[Data entries]

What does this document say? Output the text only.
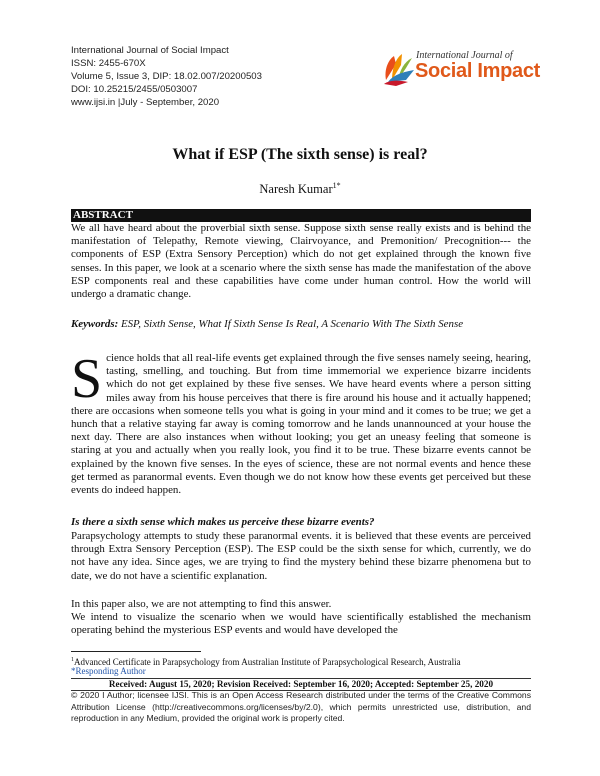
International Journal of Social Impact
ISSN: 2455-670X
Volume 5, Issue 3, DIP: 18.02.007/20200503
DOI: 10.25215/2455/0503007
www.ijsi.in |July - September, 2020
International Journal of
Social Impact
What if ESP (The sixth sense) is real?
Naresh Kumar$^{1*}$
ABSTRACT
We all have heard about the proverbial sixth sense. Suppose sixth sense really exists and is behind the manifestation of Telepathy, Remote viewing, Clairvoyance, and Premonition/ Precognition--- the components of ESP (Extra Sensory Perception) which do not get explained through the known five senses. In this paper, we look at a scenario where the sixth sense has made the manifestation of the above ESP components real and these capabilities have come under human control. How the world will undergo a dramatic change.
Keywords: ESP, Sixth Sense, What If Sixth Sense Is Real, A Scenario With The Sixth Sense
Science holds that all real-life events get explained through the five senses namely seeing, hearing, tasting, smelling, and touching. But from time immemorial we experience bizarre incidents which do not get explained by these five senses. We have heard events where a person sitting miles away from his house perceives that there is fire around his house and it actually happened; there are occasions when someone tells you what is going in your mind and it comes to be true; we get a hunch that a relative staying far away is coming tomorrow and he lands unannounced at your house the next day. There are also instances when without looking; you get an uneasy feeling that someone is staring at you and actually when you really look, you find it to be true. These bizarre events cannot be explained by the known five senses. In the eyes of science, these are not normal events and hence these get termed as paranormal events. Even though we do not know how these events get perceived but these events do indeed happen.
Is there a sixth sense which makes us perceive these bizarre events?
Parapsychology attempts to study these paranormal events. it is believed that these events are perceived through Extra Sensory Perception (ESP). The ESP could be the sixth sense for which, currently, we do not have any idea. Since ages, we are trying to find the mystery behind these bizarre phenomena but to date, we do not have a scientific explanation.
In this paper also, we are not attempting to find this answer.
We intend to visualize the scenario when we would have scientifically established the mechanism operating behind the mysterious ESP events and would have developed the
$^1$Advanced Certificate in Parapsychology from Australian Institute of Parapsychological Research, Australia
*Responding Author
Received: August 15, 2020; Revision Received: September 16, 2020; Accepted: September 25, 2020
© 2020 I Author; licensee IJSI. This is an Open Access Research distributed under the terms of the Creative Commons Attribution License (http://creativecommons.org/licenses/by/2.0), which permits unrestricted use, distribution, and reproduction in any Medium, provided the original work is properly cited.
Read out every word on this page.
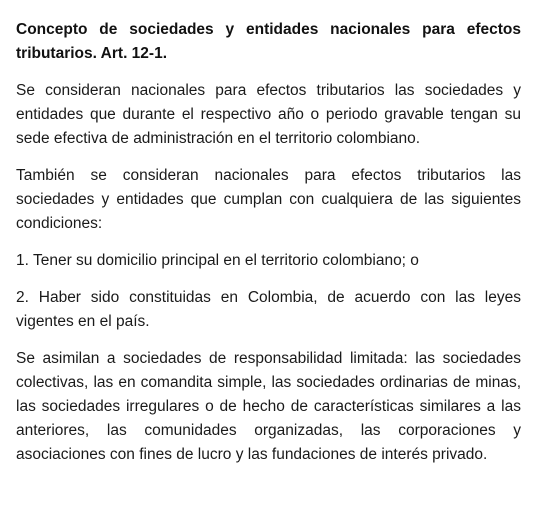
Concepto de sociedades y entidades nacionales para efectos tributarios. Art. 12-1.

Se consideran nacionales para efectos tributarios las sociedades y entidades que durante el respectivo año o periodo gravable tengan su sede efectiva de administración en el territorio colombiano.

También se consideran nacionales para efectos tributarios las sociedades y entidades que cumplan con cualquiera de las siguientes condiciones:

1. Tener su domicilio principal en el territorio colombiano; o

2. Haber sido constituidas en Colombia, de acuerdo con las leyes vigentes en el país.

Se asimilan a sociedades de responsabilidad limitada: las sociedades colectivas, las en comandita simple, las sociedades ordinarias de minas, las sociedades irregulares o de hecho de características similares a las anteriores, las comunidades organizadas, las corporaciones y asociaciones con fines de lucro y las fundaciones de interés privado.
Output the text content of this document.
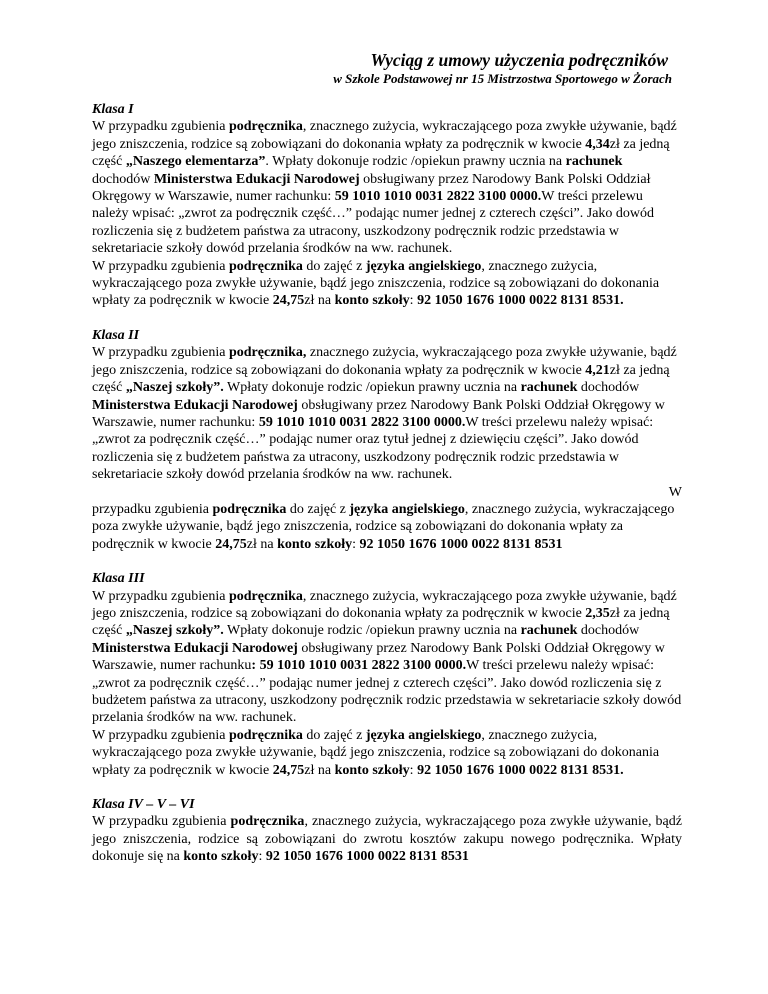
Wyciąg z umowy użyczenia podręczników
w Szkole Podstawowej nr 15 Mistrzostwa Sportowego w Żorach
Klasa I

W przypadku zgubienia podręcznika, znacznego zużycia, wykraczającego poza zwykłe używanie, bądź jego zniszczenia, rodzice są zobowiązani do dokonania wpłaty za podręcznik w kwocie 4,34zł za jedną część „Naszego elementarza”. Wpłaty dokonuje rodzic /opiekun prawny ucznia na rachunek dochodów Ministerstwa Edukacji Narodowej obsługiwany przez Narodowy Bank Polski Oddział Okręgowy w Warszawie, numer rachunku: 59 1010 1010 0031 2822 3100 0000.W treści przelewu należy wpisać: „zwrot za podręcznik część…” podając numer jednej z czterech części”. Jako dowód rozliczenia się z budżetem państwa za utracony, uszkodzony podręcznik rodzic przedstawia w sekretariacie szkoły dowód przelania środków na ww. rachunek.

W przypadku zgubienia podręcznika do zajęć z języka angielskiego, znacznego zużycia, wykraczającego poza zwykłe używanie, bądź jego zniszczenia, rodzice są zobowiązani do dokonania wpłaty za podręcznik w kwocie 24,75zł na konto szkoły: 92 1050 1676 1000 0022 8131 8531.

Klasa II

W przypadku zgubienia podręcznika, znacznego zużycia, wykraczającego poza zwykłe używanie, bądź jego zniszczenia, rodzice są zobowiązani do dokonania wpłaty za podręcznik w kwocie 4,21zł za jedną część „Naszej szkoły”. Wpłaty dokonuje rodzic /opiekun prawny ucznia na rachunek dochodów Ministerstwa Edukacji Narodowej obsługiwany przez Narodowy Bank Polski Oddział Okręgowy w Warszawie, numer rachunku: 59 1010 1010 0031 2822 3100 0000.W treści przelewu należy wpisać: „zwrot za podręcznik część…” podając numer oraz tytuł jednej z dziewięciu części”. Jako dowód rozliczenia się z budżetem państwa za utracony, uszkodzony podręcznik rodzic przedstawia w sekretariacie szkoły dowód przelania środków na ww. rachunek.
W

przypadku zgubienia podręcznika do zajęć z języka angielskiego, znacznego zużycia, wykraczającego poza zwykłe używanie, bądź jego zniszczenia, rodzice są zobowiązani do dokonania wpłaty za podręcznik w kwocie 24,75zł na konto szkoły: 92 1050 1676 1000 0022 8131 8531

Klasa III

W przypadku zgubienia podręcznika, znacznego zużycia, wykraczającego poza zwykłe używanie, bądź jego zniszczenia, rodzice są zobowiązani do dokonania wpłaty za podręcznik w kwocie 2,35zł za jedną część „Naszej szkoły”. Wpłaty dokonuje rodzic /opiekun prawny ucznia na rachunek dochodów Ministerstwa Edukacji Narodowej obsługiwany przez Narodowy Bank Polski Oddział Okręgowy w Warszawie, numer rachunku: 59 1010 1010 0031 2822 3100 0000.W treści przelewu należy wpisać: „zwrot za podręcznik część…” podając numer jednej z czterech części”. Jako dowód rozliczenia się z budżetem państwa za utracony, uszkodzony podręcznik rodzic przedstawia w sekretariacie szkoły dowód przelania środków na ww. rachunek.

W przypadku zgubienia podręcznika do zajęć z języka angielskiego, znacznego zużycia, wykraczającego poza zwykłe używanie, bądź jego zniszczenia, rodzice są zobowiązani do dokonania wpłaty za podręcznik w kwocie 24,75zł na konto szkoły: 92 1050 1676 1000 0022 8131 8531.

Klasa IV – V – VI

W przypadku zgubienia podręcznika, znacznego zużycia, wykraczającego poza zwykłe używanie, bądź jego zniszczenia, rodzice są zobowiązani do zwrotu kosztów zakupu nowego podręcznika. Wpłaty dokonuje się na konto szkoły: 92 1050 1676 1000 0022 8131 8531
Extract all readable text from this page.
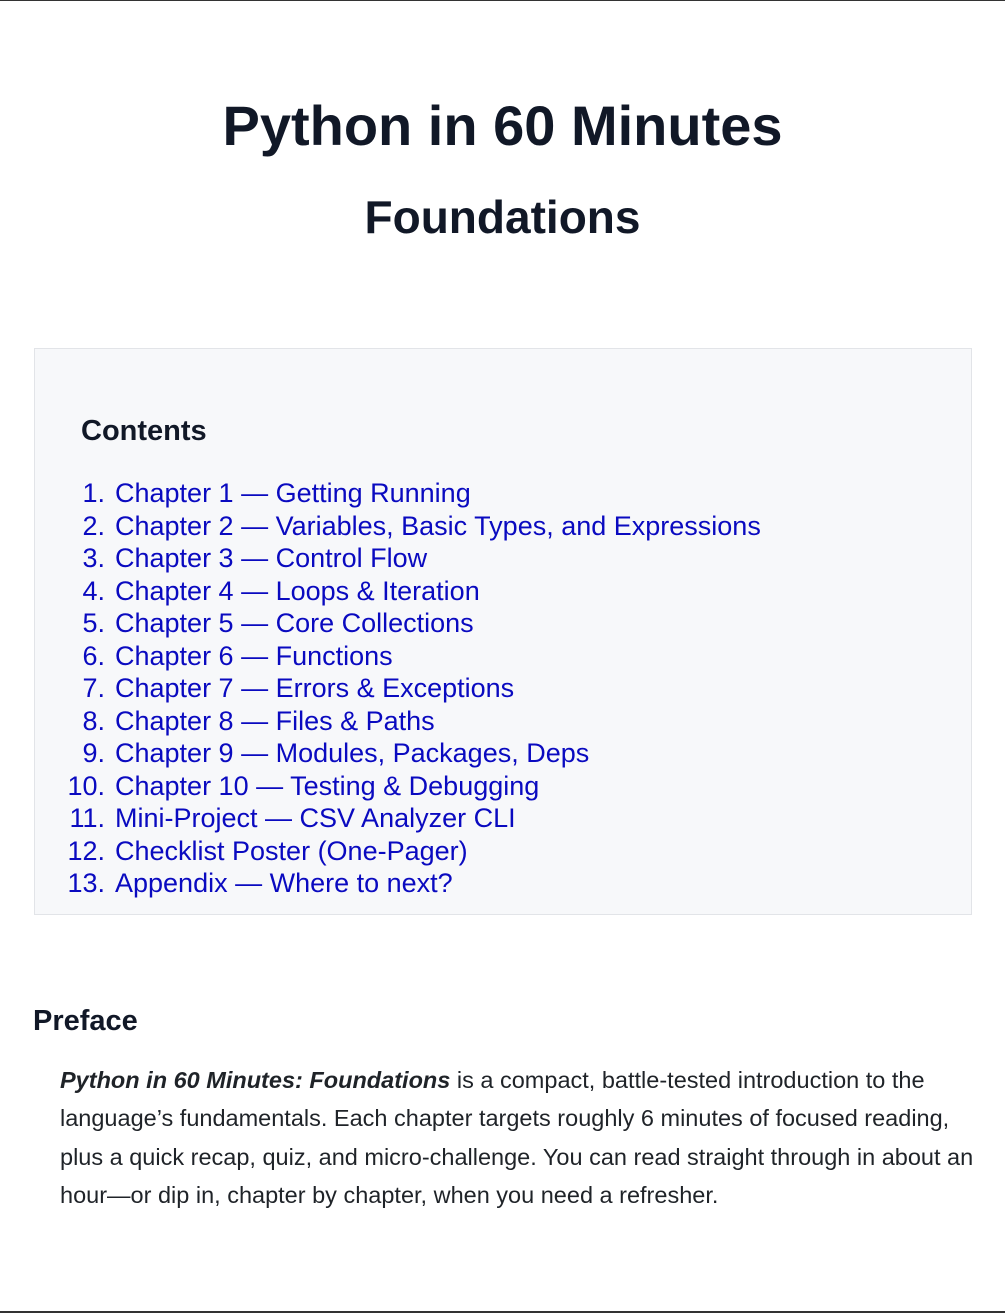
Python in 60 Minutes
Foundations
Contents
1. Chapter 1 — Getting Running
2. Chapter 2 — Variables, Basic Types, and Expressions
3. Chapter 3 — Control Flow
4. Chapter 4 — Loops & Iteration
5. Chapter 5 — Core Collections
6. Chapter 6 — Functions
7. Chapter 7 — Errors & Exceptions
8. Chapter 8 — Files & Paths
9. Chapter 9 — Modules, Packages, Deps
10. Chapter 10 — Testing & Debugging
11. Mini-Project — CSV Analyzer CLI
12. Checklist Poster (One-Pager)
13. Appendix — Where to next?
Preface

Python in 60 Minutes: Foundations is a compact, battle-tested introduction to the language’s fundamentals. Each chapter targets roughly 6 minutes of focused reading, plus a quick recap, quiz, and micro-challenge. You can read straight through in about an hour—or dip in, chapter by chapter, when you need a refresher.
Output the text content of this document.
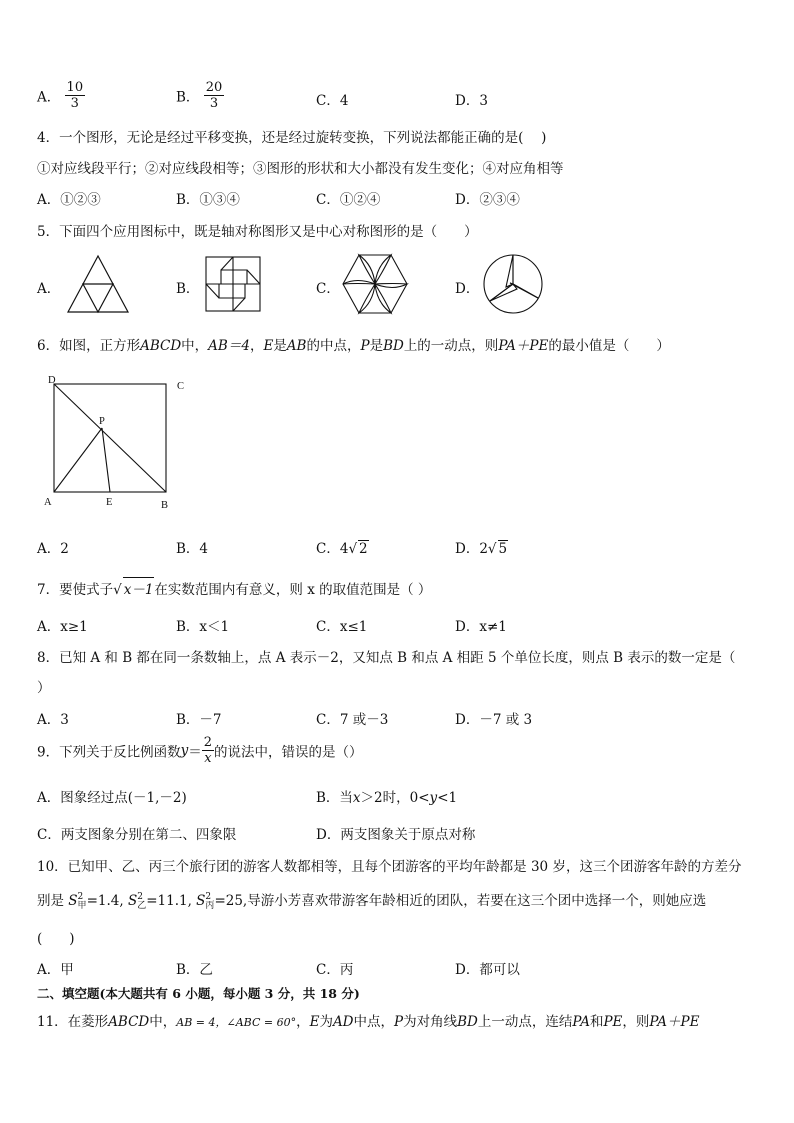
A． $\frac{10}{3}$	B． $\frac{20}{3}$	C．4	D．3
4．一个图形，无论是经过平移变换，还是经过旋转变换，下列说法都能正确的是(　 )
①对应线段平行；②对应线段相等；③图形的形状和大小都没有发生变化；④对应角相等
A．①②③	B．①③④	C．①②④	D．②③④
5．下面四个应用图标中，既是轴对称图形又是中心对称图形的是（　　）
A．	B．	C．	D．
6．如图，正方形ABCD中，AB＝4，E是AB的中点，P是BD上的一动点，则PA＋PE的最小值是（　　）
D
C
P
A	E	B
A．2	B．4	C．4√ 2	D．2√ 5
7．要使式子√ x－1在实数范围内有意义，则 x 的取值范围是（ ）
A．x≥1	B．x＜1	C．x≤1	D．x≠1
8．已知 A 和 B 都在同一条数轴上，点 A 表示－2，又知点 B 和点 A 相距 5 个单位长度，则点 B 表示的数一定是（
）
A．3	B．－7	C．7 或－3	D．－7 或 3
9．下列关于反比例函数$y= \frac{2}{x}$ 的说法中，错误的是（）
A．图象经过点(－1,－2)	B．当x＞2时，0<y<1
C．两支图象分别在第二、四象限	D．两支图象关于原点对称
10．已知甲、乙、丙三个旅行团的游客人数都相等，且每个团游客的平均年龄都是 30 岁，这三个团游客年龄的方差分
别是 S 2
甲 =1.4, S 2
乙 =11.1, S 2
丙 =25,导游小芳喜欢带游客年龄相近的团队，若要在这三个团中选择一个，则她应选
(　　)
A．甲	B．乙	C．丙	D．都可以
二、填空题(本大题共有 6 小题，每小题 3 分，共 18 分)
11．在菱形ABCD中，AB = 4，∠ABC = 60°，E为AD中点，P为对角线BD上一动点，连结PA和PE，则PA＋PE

▶ _PROMPT_:
Which lines above contain the word "from"? Copy each of them.

▶ _COMPLETED EXERCISE_:
Science holds that all real-life events get explained through the five senses namely seeing, hearing, tasting, smelling, and touching. But from time immemorial we experience bizarre incidents which do not get explained by these five senses. We have heard events where a person sitting miles away from his house perceives that there is fire around his house and it actually happened; there are occasions when someone tells you what is going in your mind and it comes to be true; we get a hunch that a relative staying far away is coming tomorrow and he lands unannounced at your house the next day. There are also instances when without looking; you get an uneasy feeling that someone is staring at you and actually when you really look, you find it to be true. These bizarre events cannot be explained by the known five senses. In the eyes of science, these are not normal events and hence these get termed as paranormal events. Even though we do not know how these events get perceived but these events do indeed happen.
$^1$Advanced Certificate in Parapsychology from Australian Institute of Parapsychological Research, Australia
Extract all readable text from this page.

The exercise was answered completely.